TASK TO COMPLETE: Reproduce the listing word for word, leaving every picture behind.

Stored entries
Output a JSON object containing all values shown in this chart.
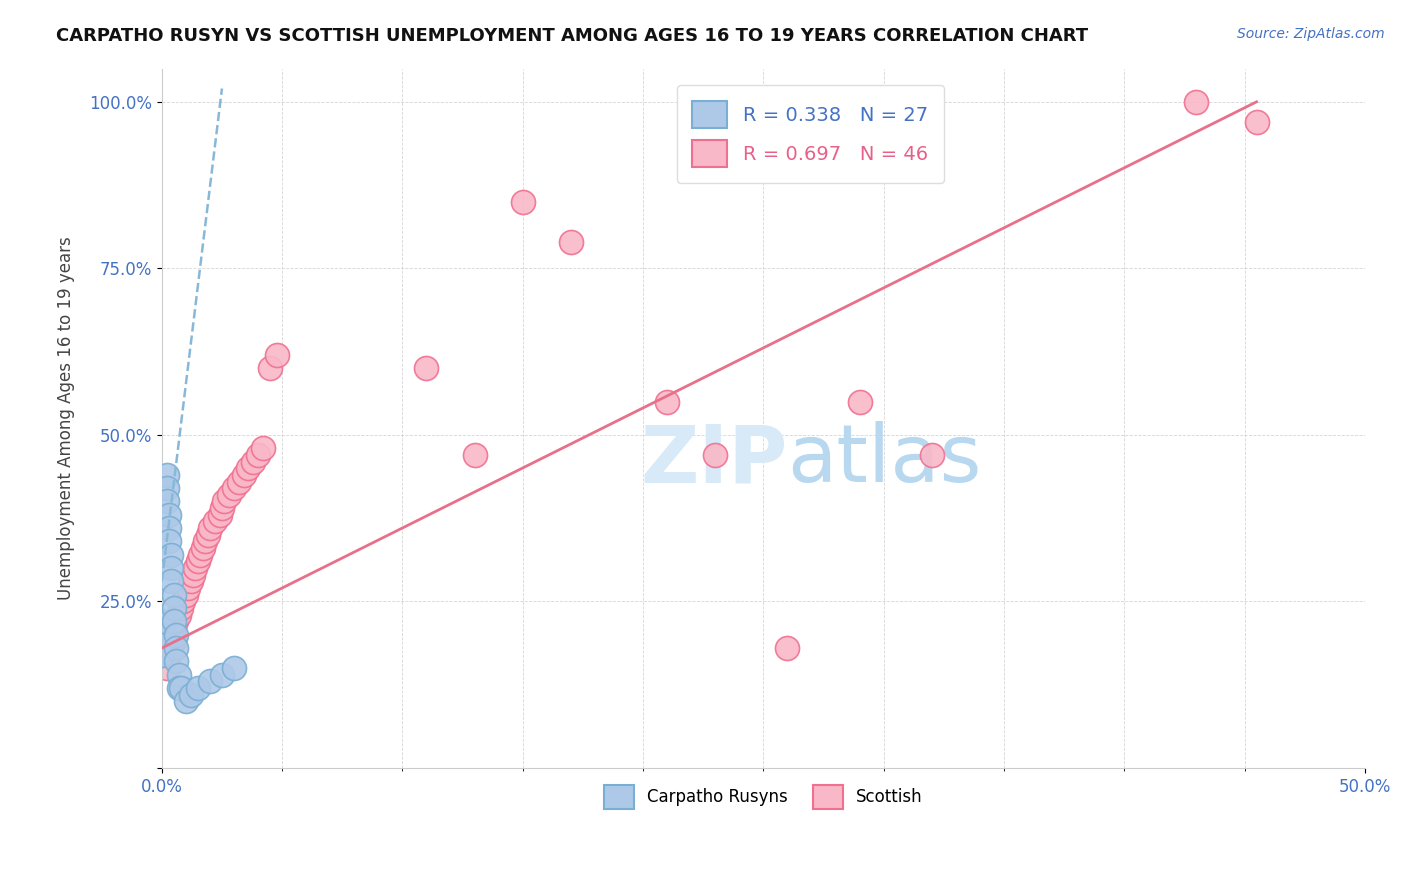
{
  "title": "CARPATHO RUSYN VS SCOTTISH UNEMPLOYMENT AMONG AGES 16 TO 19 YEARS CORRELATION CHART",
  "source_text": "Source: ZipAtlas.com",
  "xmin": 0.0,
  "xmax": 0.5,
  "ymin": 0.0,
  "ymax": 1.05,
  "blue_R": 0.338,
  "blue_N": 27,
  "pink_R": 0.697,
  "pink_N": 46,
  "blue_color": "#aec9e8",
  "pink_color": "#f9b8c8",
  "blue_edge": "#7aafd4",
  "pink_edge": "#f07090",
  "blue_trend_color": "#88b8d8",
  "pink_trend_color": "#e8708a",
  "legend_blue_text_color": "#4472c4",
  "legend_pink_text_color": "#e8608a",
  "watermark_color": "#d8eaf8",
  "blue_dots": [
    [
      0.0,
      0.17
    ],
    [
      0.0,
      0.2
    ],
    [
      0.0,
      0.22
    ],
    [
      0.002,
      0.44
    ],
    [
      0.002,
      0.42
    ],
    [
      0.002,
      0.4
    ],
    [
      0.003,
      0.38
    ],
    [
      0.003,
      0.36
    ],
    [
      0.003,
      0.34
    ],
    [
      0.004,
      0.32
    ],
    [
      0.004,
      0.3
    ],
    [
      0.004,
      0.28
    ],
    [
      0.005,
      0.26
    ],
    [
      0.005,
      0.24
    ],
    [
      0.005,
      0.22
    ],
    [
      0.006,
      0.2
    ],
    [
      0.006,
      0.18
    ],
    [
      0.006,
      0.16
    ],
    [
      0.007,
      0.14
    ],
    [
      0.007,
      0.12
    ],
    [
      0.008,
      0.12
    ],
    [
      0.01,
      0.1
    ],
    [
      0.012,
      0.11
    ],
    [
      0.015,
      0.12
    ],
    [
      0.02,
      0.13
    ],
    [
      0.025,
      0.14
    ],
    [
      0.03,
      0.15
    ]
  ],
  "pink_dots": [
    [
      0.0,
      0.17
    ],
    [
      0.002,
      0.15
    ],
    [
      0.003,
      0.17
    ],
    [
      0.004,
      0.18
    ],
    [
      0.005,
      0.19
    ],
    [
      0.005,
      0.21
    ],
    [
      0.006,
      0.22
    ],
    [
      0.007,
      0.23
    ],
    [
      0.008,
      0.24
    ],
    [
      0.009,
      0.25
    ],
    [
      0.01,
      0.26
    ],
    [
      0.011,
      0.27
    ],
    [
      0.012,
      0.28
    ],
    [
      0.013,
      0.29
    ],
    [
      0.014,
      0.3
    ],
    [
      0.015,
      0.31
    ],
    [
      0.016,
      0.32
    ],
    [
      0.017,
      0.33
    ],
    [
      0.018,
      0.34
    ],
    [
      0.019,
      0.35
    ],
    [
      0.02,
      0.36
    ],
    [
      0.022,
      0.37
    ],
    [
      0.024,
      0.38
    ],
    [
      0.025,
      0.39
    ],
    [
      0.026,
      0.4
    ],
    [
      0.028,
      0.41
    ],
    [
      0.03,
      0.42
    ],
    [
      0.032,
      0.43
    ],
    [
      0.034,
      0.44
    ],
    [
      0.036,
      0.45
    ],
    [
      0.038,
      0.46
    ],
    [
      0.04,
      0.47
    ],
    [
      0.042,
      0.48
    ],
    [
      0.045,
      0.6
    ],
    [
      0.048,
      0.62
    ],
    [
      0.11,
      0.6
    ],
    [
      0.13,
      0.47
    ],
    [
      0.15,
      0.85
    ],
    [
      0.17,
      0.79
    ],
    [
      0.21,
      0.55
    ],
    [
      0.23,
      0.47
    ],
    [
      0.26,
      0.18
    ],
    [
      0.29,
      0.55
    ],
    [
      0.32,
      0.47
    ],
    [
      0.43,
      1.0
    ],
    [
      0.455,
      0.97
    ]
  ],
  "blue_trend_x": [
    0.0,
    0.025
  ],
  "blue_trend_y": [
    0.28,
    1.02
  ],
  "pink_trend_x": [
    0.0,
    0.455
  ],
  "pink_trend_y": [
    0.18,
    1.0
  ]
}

SOLUTION:
Output a JSON object containing all values shown in this chart.
{
  "title": "CARPATHO RUSYN VS SCOTTISH UNEMPLOYMENT AMONG AGES 16 TO 19 YEARS CORRELATION CHART",
  "source_text": "Source: ZipAtlas.com",
  "xmin": 0.0,
  "xmax": 0.5,
  "ymin": 0.0,
  "ymax": 1.05,
  "blue_R": 0.338,
  "blue_N": 27,
  "pink_R": 0.697,
  "pink_N": 46,
  "blue_color": "#aec9e8",
  "pink_color": "#f9b8c8",
  "blue_edge": "#7aafd4",
  "pink_edge": "#f07090",
  "blue_trend_color": "#88b8d8",
  "pink_trend_color": "#e8708a",
  "legend_blue_text_color": "#4472c4",
  "legend_pink_text_color": "#e8608a",
  "watermark_color": "#d8eaf8",
  "blue_dots": [
    [
      0.0,
      0.17
    ],
    [
      0.0,
      0.2
    ],
    [
      0.0,
      0.22
    ],
    [
      0.002,
      0.44
    ],
    [
      0.002,
      0.42
    ],
    [
      0.002,
      0.4
    ],
    [
      0.003,
      0.38
    ],
    [
      0.003,
      0.36
    ],
    [
      0.003,
      0.34
    ],
    [
      0.004,
      0.32
    ],
    [
      0.004,
      0.3
    ],
    [
      0.004,
      0.28
    ],
    [
      0.005,
      0.26
    ],
    [
      0.005,
      0.24
    ],
    [
      0.005,
      0.22
    ],
    [
      0.006,
      0.2
    ],
    [
      0.006,
      0.18
    ],
    [
      0.006,
      0.16
    ],
    [
      0.007,
      0.14
    ],
    [
      0.007,
      0.12
    ],
    [
      0.008,
      0.12
    ],
    [
      0.01,
      0.1
    ],
    [
      0.012,
      0.11
    ],
    [
      0.015,
      0.12
    ],
    [
      0.02,
      0.13
    ],
    [
      0.025,
      0.14
    ],
    [
      0.03,
      0.15
    ]
  ],
  "pink_dots": [
    [
      0.0,
      0.17
    ],
    [
      0.002,
      0.15
    ],
    [
      0.003,
      0.17
    ],
    [
      0.004,
      0.18
    ],
    [
      0.005,
      0.19
    ],
    [
      0.005,
      0.21
    ],
    [
      0.006,
      0.22
    ],
    [
      0.007,
      0.23
    ],
    [
      0.008,
      0.24
    ],
    [
      0.009,
      0.25
    ],
    [
      0.01,
      0.26
    ],
    [
      0.011,
      0.27
    ],
    [
      0.012,
      0.28
    ],
    [
      0.013,
      0.29
    ],
    [
      0.014,
      0.3
    ],
    [
      0.015,
      0.31
    ],
    [
      0.016,
      0.32
    ],
    [
      0.017,
      0.33
    ],
    [
      0.018,
      0.34
    ],
    [
      0.019,
      0.35
    ],
    [
      0.02,
      0.36
    ],
    [
      0.022,
      0.37
    ],
    [
      0.024,
      0.38
    ],
    [
      0.025,
      0.39
    ],
    [
      0.026,
      0.4
    ],
    [
      0.028,
      0.41
    ],
    [
      0.03,
      0.42
    ],
    [
      0.032,
      0.43
    ],
    [
      0.034,
      0.44
    ],
    [
      0.036,
      0.45
    ],
    [
      0.038,
      0.46
    ],
    [
      0.04,
      0.47
    ],
    [
      0.042,
      0.48
    ],
    [
      0.045,
      0.6
    ],
    [
      0.048,
      0.62
    ],
    [
      0.11,
      0.6
    ],
    [
      0.13,
      0.47
    ],
    [
      0.15,
      0.85
    ],
    [
      0.17,
      0.79
    ],
    [
      0.21,
      0.55
    ],
    [
      0.23,
      0.47
    ],
    [
      0.26,
      0.18
    ],
    [
      0.29,
      0.55
    ],
    [
      0.32,
      0.47
    ],
    [
      0.43,
      1.0
    ],
    [
      0.455,
      0.97
    ]
  ],
  "blue_trend_x": [
    0.0,
    0.025
  ],
  "blue_trend_y": [
    0.28,
    1.02
  ],
  "pink_trend_x": [
    0.0,
    0.455
  ],
  "pink_trend_y": [
    0.18,
    1.0
  ]
}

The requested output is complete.